Quote every line as given.

──────── INFORMATION GIVEN

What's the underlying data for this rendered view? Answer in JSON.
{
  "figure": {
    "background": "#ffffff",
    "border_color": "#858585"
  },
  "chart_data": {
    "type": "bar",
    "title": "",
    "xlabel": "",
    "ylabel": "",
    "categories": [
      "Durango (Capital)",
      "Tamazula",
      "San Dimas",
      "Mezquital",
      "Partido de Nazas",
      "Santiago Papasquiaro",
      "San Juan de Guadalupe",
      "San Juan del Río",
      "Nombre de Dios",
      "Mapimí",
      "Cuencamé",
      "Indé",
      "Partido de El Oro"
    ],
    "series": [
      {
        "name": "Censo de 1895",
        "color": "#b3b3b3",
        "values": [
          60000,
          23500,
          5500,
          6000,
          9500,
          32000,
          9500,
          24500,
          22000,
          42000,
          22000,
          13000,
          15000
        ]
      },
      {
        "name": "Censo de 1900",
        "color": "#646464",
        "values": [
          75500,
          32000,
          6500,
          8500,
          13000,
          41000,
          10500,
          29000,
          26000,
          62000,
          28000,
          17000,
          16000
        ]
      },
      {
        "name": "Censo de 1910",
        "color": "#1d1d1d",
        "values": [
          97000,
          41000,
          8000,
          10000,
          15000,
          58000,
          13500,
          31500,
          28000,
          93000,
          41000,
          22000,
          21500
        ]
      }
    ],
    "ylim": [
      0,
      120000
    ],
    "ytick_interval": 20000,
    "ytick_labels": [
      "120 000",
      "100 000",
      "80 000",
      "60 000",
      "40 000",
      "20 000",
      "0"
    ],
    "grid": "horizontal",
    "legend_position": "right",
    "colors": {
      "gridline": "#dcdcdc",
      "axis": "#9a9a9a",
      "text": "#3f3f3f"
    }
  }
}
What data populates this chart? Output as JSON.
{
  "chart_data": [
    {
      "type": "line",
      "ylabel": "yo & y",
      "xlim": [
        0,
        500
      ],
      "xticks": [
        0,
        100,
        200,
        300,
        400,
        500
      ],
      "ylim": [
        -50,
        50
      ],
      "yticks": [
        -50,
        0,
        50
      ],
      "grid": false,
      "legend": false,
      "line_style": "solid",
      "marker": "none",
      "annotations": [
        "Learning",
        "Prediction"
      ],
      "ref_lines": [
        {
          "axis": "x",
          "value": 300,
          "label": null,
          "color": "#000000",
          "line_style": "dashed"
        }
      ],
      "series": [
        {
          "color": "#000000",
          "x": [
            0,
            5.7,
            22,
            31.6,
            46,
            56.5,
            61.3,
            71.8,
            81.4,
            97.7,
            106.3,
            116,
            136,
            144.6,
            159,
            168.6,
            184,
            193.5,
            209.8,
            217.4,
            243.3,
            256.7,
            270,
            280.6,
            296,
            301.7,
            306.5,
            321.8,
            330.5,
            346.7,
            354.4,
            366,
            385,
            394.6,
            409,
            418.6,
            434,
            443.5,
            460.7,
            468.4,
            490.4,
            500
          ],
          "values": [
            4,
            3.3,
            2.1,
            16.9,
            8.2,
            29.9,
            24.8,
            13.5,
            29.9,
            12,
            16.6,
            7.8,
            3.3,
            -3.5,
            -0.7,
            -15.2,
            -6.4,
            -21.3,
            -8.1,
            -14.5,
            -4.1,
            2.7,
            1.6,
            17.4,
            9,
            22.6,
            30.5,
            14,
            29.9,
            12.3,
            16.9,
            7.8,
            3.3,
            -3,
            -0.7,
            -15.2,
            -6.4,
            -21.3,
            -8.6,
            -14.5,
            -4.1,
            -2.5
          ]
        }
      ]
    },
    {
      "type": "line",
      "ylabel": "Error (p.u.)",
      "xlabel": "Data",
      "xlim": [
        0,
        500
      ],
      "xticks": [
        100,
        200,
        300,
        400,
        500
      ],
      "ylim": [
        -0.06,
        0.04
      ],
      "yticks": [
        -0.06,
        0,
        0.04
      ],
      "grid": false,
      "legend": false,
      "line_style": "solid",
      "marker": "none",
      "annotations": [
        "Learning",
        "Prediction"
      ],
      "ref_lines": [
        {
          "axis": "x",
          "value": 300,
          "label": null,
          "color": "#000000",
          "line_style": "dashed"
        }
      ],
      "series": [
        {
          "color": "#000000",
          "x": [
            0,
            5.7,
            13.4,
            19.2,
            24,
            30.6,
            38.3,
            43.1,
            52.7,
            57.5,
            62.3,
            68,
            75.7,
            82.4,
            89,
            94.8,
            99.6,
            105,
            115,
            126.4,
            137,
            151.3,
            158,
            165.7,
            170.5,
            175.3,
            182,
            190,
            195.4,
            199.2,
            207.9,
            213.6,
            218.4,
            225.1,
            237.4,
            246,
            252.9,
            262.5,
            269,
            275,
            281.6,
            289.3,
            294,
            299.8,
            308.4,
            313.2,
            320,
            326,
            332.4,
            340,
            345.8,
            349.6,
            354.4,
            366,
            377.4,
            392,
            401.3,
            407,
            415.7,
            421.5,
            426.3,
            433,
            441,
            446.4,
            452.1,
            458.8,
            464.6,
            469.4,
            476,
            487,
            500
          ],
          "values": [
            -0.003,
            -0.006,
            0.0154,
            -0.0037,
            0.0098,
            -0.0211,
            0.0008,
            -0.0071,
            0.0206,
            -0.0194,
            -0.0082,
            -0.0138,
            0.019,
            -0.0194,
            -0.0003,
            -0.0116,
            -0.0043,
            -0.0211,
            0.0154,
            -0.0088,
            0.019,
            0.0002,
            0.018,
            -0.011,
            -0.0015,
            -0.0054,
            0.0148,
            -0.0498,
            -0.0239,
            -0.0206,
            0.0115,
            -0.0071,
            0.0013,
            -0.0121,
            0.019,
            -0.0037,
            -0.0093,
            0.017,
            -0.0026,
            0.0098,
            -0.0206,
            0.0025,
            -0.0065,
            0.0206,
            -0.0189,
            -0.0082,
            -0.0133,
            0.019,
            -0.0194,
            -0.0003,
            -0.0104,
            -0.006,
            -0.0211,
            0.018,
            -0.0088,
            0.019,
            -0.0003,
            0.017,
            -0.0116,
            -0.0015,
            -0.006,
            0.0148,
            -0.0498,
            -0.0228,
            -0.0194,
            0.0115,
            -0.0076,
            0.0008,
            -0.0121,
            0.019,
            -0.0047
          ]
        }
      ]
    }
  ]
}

────────────────

## RIGHT ANSWER
What's the underlying data for this rendered view? Answer in JSON.
{
  "figure": {
    "background": "#ffffff",
    "border_color": "#858585"
  },
  "chart_data": {
    "type": "bar",
    "title": "",
    "xlabel": "",
    "ylabel": "",
    "categories": [
      "Durango (Capital)",
      "Tamazula",
      "San Dimas",
      "Mezquital",
      "Partido de Nazas",
      "Santiago Papasquiaro",
      "San Juan de Guadalupe",
      "San Juan del Río",
      "Nombre de Dios",
      "Mapimí",
      "Cuencamé",
      "Indé",
      "Partido de El Oro"
    ],
    "series": [
      {
        "name": "Censo de 1895",
        "color": "#b3b3b3",
        "values": [
          60000,
          23500,
          5500,
          6000,
          9500,
          32000,
          9500,
          24500,
          22000,
          42000,
          22000,
          13000,
          15000
        ]
      },
      {
        "name": "Censo de 1900",
        "color": "#646464",
        "values": [
          75500,
          32000,
          6500,
          8500,
          13000,
          41000,
          10500,
          29000,
          26000,
          62000,
          28000,
          17000,
          16000
        ]
      },
      {
        "name": "Censo de 1910",
        "color": "#1d1d1d",
        "values": [
          97000,
          41000,
          8000,
          10000,
          15000,
          58000,
          13500,
          31500,
          28000,
          93000,
          41000,
          22000,
          21500
        ]
      }
    ],
    "ylim": [
      0,
      120000
    ],
    "ytick_interval": 20000,
    "ytick_labels": [
      "120 000",
      "100 000",
      "80 000",
      "60 000",
      "40 000",
      "20 000",
      "0"
    ],
    "grid": "horizontal",
    "legend_position": "right",
    "colors": {
      "gridline": "#dcdcdc",
      "axis": "#9a9a9a",
      "text": "#3f3f3f"
    }
  }
}
What data populates this chart? Output as JSON.
{
  "chart_data": [
    {
      "type": "line",
      "ylabel": "yo & y",
      "xlim": [
        0,
        500
      ],
      "xticks": [
        0,
        100,
        200,
        300,
        400,
        500
      ],
      "ylim": [
        -50,
        50
      ],
      "yticks": [
        -50,
        0,
        50
      ],
      "grid": false,
      "legend": false,
      "line_style": "solid",
      "marker": "none",
      "annotations": [
        "Learning",
        "Prediction"
      ],
      "ref_lines": [
        {
          "axis": "x",
          "value": 300,
          "label": null,
          "color": "#000000",
          "line_style": "dashed"
        }
      ],
      "series": [
        {
          "color": "#000000",
          "x": [
            0,
            5.7,
            22,
            31.6,
            46,
            56.5,
            61.3,
            71.8,
            81.4,
            97.7,
            106.3,
            116,
            136,
            144.6,
            159,
            168.6,
            184,
            193.5,
            209.8,
            217.4,
            243.3,
            256.7,
            270,
            280.6,
            296,
            301.7,
            306.5,
            321.8,
            330.5,
            346.7,
            354.4,
            366,
            385,
            394.6,
            409,
            418.6,
            434,
            443.5,
            460.7,
            468.4,
            490.4,
            500
          ],
          "values": [
            4,
            3.3,
            2.1,
            16.9,
            8.2,
            29.9,
            24.8,
            13.5,
            29.9,
            12,
            16.6,
            7.8,
            3.3,
            -3.5,
            -0.7,
            -15.2,
            -6.4,
            -21.3,
            -8.1,
            -14.5,
            -4.1,
            2.7,
            1.6,
            17.4,
            9,
            22.6,
            30.5,
            14,
            29.9,
            12.3,
            16.9,
            7.8,
            3.3,
            -3,
            -0.7,
            -15.2,
            -6.4,
            -21.3,
            -8.6,
            -14.5,
            -4.1,
            -2.5
          ]
        }
      ]
    },
    {
      "type": "line",
      "ylabel": "Error (p.u.)",
      "xlabel": "Data",
      "xlim": [
        0,
        500
      ],
      "xticks": [
        100,
        200,
        300,
        400,
        500
      ],
      "ylim": [
        -0.06,
        0.04
      ],
      "yticks": [
        -0.06,
        0,
        0.04
      ],
      "grid": false,
      "legend": false,
      "line_style": "solid",
      "marker": "none",
      "annotations": [
        "Learning",
        "Prediction"
      ],
      "ref_lines": [
        {
          "axis": "x",
          "value": 300,
          "label": null,
          "color": "#000000",
          "line_style": "dashed"
        }
      ],
      "series": [
        {
          "color": "#000000",
          "x": [
            0,
            5.7,
            13.4,
            19.2,
            24,
            30.6,
            38.3,
            43.1,
            52.7,
            57.5,
            62.3,
            68,
            75.7,
            82.4,
            89,
            94.8,
            99.6,
            105,
            115,
            126.4,
            137,
            151.3,
            158,
            165.7,
            170.5,
            175.3,
            182,
            190,
            195.4,
            199.2,
            207.9,
            213.6,
            218.4,
            225.1,
            237.4,
            246,
            252.9,
            262.5,
            269,
            275,
            281.6,
            289.3,
            294,
            299.8,
            308.4,
            313.2,
            320,
            326,
            332.4,
            340,
            345.8,
            349.6,
            354.4,
            366,
            377.4,
            392,
            401.3,
            407,
            415.7,
            421.5,
            426.3,
            433,
            441,
            446.4,
            452.1,
            458.8,
            464.6,
            469.4,
            476,
            487,
            500
          ],
          "values": [
            -0.003,
            -0.006,
            0.0154,
            -0.0037,
            0.0098,
            -0.0211,
            0.0008,
            -0.0071,
            0.0206,
            -0.0194,
            -0.0082,
            -0.0138,
            0.019,
            -0.0194,
            -0.0003,
            -0.0116,
            -0.0043,
            -0.0211,
            0.0154,
            -0.0088,
            0.019,
            0.0002,
            0.018,
            -0.011,
            -0.0015,
            -0.0054,
            0.0148,
            -0.0498,
            -0.0239,
            -0.0206,
            0.0115,
            -0.0071,
            0.0013,
            -0.0121,
            0.019,
            -0.0037,
            -0.0093,
            0.017,
            -0.0026,
            0.0098,
            -0.0206,
            0.0025,
            -0.0065,
            0.0206,
            -0.0189,
            -0.0082,
            -0.0133,
            0.019,
            -0.0194,
            -0.0003,
            -0.0104,
            -0.006,
            -0.0211,
            0.018,
            -0.0088,
            0.019,
            -0.0003,
            0.017,
            -0.0116,
            -0.0015,
            -0.006,
            0.0148,
            -0.0498,
            -0.0228,
            -0.0194,
            0.0115,
            -0.0076,
            0.0008,
            -0.0121,
            0.019,
            -0.0047
          ]
        }
      ]
    }
  ]
}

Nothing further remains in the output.